◆ PROBLEM DETAILS
Find every line in the records below that holds the word "Store", and copy each one.

◆ RECORDS
+-------+

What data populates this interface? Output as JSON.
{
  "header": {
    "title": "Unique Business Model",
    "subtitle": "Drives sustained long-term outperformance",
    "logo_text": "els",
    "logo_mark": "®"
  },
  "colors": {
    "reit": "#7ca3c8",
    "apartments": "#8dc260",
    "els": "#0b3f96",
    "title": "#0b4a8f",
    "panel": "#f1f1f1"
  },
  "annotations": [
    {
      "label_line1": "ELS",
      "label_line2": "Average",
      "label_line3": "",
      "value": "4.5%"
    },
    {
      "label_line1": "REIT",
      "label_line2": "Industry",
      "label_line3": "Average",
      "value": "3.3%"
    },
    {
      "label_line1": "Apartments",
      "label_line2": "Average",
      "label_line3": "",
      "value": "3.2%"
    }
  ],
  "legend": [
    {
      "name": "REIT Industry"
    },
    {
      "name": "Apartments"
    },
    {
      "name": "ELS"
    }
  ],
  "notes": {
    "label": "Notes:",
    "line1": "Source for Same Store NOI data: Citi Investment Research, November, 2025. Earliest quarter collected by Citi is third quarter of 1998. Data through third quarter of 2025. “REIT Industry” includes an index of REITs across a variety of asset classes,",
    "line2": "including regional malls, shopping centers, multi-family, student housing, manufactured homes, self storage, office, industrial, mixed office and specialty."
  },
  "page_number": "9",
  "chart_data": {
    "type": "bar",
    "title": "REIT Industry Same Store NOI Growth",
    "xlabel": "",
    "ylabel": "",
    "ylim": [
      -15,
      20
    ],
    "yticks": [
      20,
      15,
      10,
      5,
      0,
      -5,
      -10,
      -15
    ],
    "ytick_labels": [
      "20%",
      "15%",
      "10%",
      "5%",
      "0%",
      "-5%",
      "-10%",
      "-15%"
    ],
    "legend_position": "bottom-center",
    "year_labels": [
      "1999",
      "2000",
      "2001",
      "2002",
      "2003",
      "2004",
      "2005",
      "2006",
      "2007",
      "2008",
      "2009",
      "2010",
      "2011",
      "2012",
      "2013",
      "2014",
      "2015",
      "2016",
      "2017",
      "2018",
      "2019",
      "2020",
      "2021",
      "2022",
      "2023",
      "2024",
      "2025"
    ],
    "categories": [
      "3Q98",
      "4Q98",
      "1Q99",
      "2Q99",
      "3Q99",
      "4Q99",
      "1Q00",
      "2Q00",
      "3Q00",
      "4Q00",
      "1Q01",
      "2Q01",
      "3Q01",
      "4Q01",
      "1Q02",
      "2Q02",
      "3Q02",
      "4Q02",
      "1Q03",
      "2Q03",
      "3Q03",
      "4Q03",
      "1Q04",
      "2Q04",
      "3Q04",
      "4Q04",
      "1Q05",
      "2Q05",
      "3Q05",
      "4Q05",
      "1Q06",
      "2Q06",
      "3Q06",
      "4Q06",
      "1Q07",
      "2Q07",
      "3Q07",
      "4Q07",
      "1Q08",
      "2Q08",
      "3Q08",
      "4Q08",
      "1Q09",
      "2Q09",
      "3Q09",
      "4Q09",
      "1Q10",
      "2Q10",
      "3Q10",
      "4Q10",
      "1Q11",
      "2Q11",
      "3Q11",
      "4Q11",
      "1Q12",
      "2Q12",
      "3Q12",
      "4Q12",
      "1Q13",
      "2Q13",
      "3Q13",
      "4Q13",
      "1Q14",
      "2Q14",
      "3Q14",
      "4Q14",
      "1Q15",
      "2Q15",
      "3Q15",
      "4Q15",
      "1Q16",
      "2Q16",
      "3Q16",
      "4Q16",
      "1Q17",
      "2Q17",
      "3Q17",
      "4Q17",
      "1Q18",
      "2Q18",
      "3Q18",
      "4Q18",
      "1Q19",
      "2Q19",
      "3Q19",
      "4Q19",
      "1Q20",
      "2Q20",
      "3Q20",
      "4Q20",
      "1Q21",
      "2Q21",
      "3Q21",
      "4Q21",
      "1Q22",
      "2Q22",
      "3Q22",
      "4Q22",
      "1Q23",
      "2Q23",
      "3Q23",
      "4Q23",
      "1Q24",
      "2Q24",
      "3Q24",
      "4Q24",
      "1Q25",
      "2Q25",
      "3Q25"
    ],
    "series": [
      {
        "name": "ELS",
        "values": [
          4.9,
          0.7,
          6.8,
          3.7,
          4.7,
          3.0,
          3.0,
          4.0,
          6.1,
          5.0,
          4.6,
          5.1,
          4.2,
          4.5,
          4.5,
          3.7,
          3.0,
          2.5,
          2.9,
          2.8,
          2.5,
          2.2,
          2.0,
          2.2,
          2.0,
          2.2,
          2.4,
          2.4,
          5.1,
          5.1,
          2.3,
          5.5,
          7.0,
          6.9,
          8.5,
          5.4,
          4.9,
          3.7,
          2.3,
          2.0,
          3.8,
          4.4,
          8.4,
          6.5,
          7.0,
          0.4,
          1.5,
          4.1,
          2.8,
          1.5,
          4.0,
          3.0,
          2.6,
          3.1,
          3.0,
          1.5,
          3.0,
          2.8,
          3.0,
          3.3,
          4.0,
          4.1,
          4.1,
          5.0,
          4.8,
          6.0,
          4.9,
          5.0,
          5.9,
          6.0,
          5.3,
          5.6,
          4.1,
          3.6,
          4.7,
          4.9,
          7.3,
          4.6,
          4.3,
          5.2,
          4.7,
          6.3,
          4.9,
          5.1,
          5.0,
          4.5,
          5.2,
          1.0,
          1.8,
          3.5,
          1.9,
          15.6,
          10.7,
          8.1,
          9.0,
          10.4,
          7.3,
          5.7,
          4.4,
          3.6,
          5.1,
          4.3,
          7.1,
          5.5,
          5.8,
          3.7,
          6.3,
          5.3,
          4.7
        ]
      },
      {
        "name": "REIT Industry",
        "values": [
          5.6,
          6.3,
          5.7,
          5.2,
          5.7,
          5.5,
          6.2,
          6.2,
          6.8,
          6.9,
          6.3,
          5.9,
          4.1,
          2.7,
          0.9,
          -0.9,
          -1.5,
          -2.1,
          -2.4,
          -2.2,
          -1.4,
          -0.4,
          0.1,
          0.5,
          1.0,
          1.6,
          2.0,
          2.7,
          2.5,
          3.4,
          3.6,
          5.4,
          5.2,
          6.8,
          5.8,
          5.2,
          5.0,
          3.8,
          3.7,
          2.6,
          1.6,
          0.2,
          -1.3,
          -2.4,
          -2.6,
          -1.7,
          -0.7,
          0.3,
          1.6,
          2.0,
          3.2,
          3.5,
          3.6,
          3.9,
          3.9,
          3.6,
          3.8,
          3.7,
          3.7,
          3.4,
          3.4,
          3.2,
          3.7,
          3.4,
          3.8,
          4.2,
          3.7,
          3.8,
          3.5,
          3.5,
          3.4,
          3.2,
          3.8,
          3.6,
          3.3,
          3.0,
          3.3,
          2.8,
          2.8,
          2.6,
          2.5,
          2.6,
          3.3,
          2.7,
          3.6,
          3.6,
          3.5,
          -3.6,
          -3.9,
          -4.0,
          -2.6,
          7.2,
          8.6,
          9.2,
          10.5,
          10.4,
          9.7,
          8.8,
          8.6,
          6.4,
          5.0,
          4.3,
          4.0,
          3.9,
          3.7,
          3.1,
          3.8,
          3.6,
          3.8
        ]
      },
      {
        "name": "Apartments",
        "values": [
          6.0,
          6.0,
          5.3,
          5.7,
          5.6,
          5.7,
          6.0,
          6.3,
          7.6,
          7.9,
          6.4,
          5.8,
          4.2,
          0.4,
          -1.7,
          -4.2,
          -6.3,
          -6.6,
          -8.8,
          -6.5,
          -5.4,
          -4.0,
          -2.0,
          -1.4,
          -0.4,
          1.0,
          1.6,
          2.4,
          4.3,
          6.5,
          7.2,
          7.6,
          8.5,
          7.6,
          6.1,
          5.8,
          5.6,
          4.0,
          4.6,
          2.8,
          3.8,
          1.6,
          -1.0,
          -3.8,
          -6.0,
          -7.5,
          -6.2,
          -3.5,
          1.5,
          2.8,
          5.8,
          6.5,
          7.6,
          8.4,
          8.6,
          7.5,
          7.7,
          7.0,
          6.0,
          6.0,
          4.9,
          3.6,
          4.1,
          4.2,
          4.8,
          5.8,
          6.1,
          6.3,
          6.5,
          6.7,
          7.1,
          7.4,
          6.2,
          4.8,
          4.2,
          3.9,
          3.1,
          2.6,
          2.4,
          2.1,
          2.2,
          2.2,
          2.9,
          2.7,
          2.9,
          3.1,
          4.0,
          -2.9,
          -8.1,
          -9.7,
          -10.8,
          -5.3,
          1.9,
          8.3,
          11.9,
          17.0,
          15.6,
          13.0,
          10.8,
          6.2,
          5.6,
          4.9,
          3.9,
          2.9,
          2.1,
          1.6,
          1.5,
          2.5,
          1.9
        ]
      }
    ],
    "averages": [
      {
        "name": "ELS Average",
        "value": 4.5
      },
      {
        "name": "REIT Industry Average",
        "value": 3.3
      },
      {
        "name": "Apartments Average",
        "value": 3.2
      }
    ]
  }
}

+-------+

◆ WRITTEN RESPONSE
    "line1": "Source for Same Store NOI data: Citi Investment Research, November, 2025. Earliest quarter collected by Citi is third quarter of 1998. Data through third quarter of 2025. “REIT Industry” includes an index of REITs across a variety of asset classes,",
    "title": "REIT Industry Same Store NOI Growth",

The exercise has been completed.